■ Problem description
Output the records exactly. Include every line.

═════ Records

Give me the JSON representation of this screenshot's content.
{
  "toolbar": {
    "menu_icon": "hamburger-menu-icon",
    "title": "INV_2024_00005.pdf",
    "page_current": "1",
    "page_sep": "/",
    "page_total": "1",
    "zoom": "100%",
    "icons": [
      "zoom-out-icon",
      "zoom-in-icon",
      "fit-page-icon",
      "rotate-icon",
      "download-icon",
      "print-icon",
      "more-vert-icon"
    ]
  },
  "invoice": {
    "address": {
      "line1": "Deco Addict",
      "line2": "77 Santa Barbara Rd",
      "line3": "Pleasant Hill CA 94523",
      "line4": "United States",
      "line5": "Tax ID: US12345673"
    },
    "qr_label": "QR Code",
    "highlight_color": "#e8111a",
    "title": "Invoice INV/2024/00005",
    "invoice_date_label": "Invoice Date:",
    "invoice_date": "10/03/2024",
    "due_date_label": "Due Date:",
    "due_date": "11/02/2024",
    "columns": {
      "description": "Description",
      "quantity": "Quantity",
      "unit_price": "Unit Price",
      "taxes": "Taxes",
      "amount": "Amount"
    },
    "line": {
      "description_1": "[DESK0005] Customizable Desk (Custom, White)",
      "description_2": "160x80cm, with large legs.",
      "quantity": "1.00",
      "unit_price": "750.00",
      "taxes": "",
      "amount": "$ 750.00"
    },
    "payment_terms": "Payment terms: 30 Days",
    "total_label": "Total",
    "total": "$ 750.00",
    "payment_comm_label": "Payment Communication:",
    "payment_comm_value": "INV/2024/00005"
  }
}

══════════

■ Expected answer
Give me the JSON representation of this screenshot's content.
{
  "toolbar": {
    "menu_icon": "hamburger-menu-icon",
    "title": "INV_2024_00005.pdf",
    "page_current": "1",
    "page_sep": "/",
    "page_total": "1",
    "zoom": "100%",
    "icons": [
      "zoom-out-icon",
      "zoom-in-icon",
      "fit-page-icon",
      "rotate-icon",
      "download-icon",
      "print-icon",
      "more-vert-icon"
    ]
  },
  "invoice": {
    "address": {
      "line1": "Deco Addict",
      "line2": "77 Santa Barbara Rd",
      "line3": "Pleasant Hill CA 94523",
      "line4": "United States",
      "line5": "Tax ID: US12345673"
    },
    "qr_label": "QR Code",
    "highlight_color": "#e8111a",
    "title": "Invoice INV/2024/00005",
    "invoice_date_label": "Invoice Date:",
    "invoice_date": "10/03/2024",
    "due_date_label": "Due Date:",
    "due_date": "11/02/2024",
    "columns": {
      "description": "Description",
      "quantity": "Quantity",
      "unit_price": "Unit Price",
      "taxes": "Taxes",
      "amount": "Amount"
    },
    "line": {
      "description_1": "[DESK0005] Customizable Desk (Custom, White)",
      "description_2": "160x80cm, with large legs.",
      "quantity": "1.00",
      "unit_price": "750.00",
      "taxes": "",
      "amount": "$ 750.00"
    },
    "payment_terms": "Payment terms: 30 Days",
    "total_label": "Total",
    "total": "$ 750.00",
    "payment_comm_label": "Payment Communication:",
    "payment_comm_value": "INV/2024/00005"
  }
}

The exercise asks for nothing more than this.